(Prompt)
For the data below, work out how many lines contain the word "avec" and supply only that number.

........

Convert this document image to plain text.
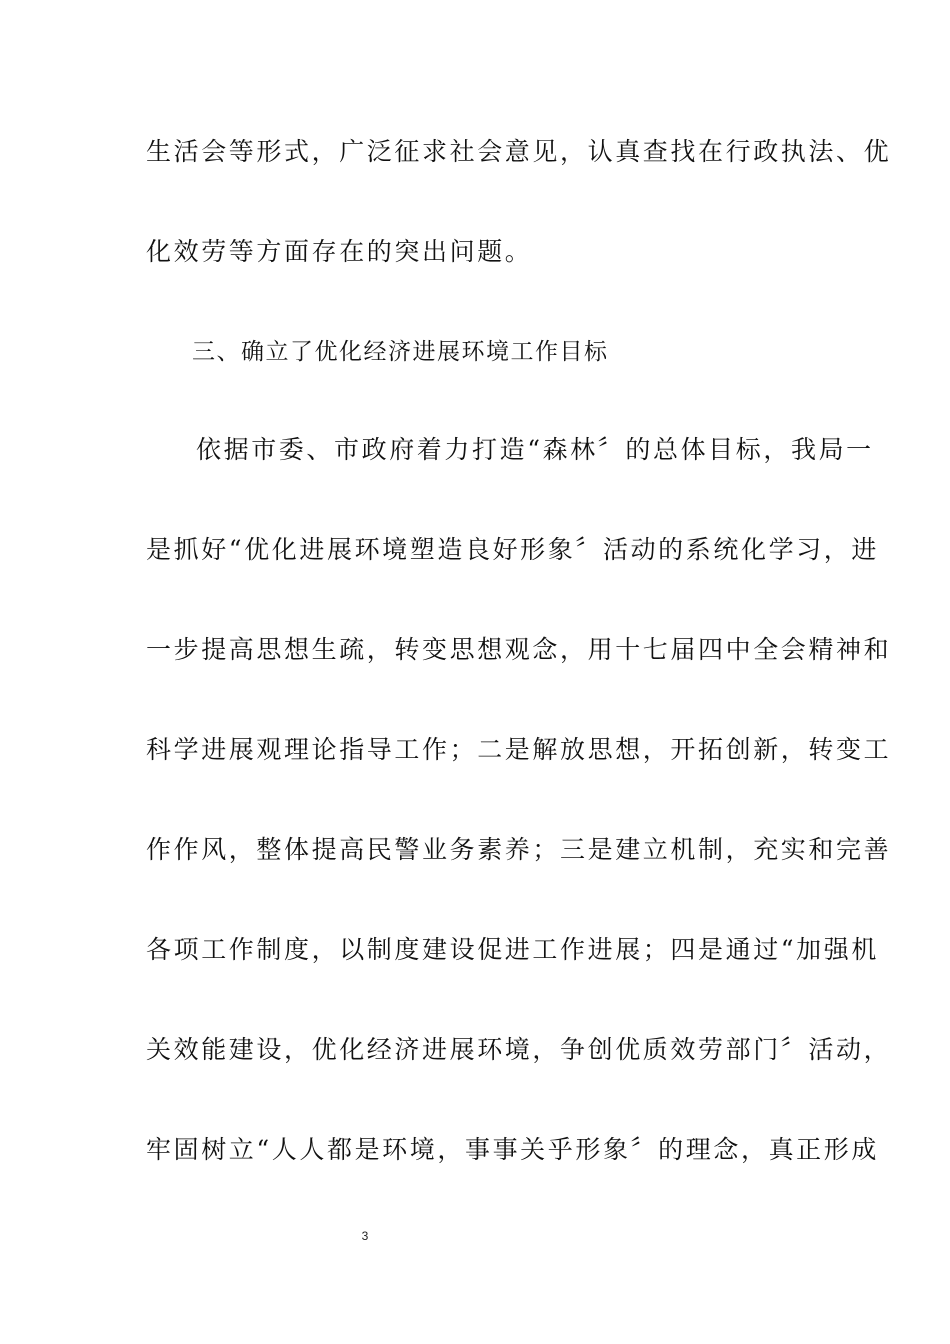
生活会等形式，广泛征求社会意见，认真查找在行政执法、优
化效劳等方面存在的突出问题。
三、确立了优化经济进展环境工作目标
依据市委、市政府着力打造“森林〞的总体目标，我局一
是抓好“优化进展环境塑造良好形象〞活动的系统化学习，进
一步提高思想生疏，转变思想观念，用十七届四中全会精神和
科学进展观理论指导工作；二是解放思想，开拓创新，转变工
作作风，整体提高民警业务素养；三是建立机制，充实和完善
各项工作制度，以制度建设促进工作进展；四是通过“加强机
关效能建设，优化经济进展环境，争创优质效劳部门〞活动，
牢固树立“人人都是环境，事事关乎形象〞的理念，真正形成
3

........

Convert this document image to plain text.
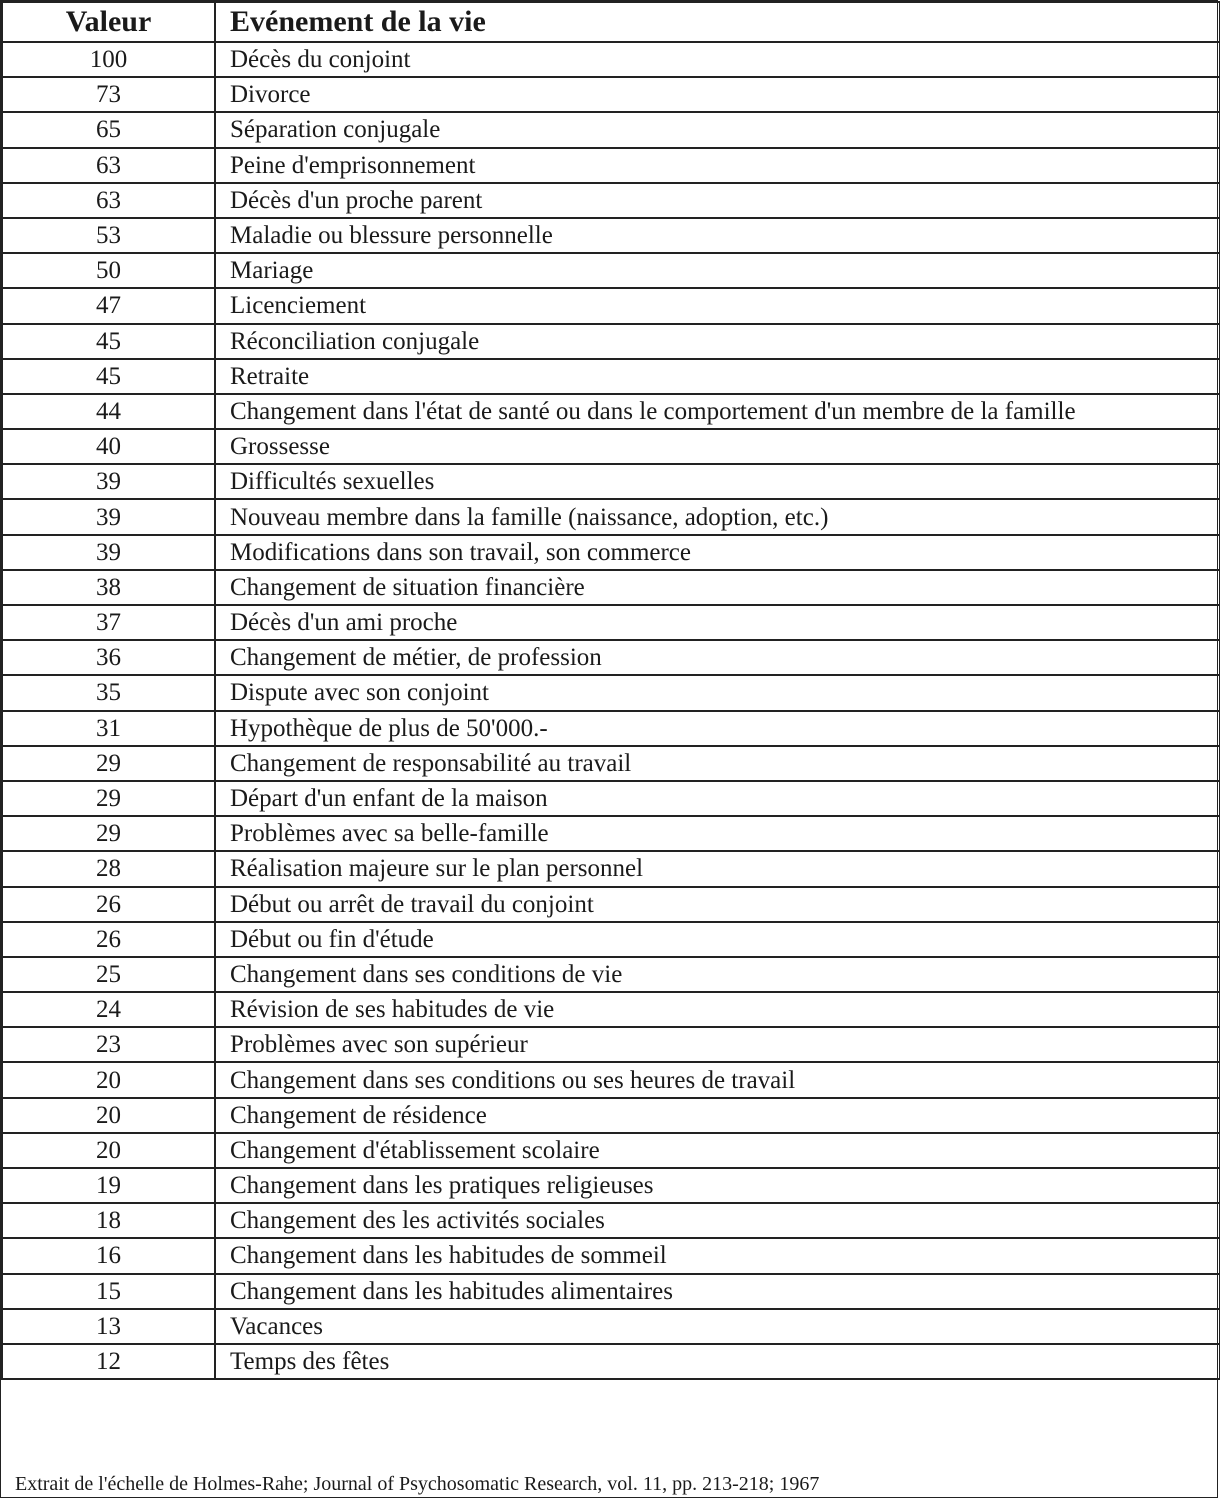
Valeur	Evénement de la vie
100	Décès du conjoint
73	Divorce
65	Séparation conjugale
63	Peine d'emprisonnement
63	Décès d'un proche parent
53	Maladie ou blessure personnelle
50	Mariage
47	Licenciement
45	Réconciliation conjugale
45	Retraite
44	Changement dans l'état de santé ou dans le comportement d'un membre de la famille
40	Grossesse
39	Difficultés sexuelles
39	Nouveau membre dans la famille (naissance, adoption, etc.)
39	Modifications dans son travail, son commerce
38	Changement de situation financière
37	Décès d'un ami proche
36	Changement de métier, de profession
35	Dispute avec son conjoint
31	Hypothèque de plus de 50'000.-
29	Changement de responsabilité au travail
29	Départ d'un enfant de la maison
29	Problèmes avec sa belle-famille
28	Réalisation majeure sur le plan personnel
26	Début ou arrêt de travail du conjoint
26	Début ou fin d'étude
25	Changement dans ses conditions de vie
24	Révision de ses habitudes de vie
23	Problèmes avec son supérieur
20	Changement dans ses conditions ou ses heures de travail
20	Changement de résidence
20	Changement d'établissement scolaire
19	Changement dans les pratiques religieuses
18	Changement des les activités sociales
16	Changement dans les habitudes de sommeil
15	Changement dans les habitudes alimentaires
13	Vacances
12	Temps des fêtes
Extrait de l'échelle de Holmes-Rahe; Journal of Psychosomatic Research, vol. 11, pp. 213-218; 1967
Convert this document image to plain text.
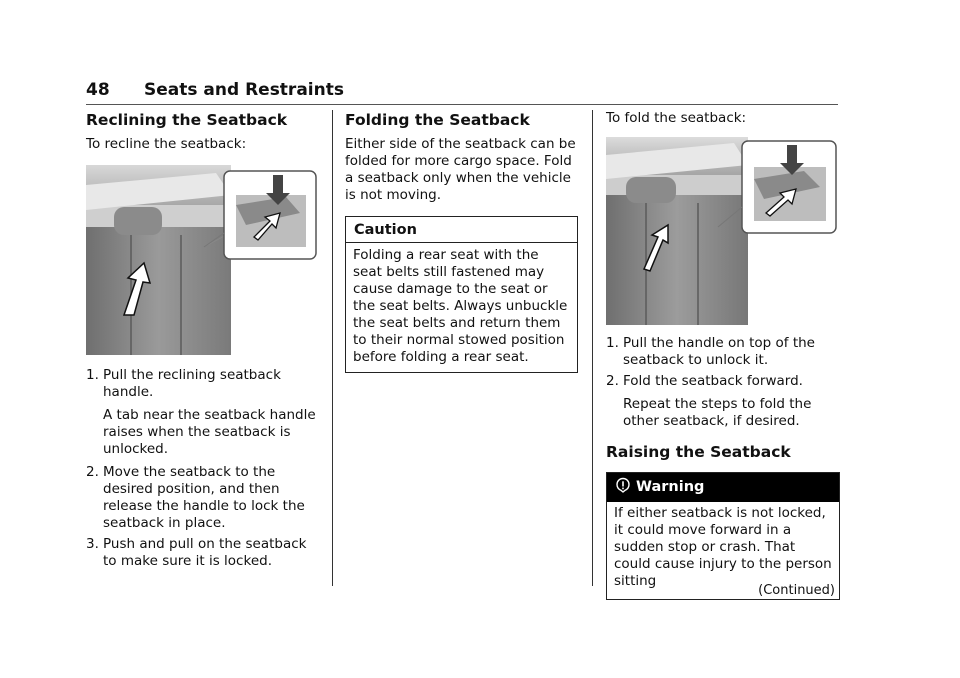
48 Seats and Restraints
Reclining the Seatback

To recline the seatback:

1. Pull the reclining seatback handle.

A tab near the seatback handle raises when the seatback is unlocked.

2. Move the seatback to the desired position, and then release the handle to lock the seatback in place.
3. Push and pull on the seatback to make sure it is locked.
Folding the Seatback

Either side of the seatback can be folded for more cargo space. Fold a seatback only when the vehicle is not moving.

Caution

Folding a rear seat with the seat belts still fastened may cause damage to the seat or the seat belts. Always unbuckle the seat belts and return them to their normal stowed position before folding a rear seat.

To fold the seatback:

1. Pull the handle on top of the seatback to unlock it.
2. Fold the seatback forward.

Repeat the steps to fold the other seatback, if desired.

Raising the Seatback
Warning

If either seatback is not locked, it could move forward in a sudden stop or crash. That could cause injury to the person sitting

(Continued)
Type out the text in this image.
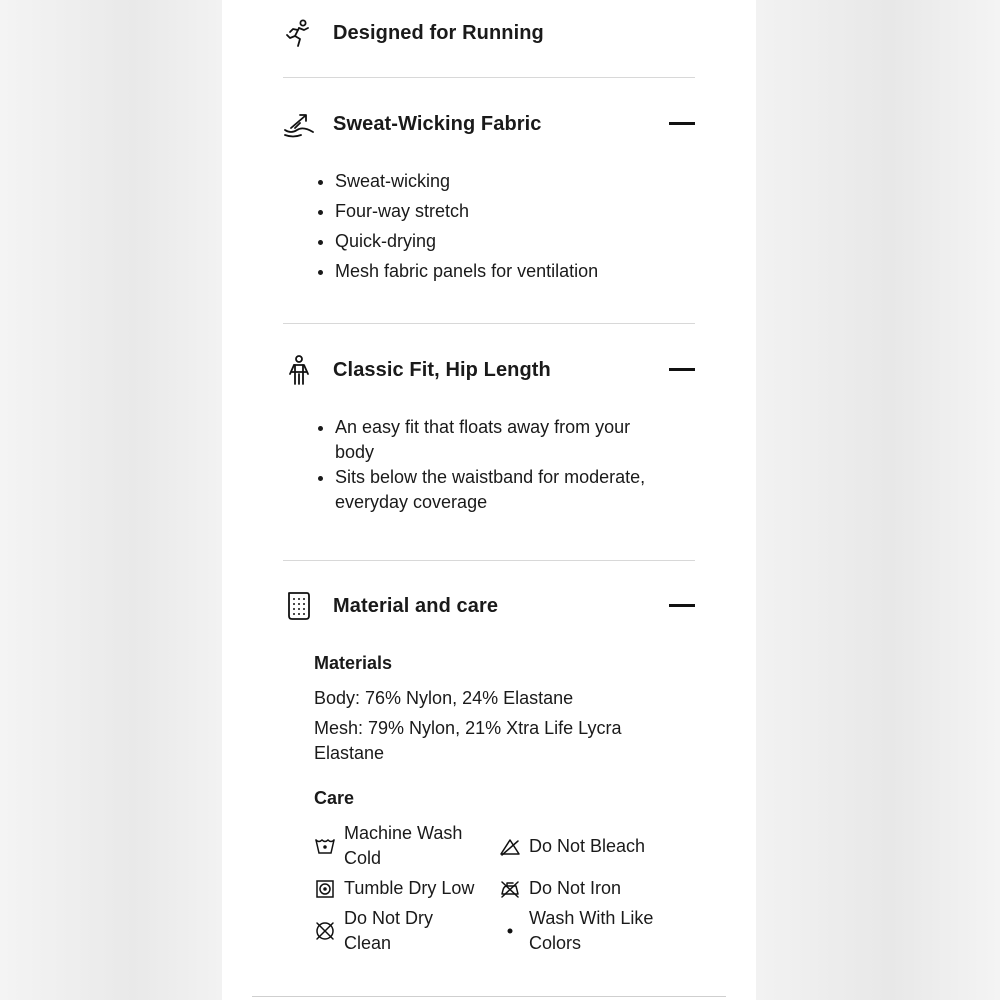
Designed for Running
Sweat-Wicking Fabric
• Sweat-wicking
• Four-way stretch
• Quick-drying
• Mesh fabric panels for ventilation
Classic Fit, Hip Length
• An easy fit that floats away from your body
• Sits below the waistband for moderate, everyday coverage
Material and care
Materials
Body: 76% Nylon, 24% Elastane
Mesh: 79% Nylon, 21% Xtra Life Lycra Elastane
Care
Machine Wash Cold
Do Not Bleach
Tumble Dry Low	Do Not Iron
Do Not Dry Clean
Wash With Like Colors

........

(Exercise output)
3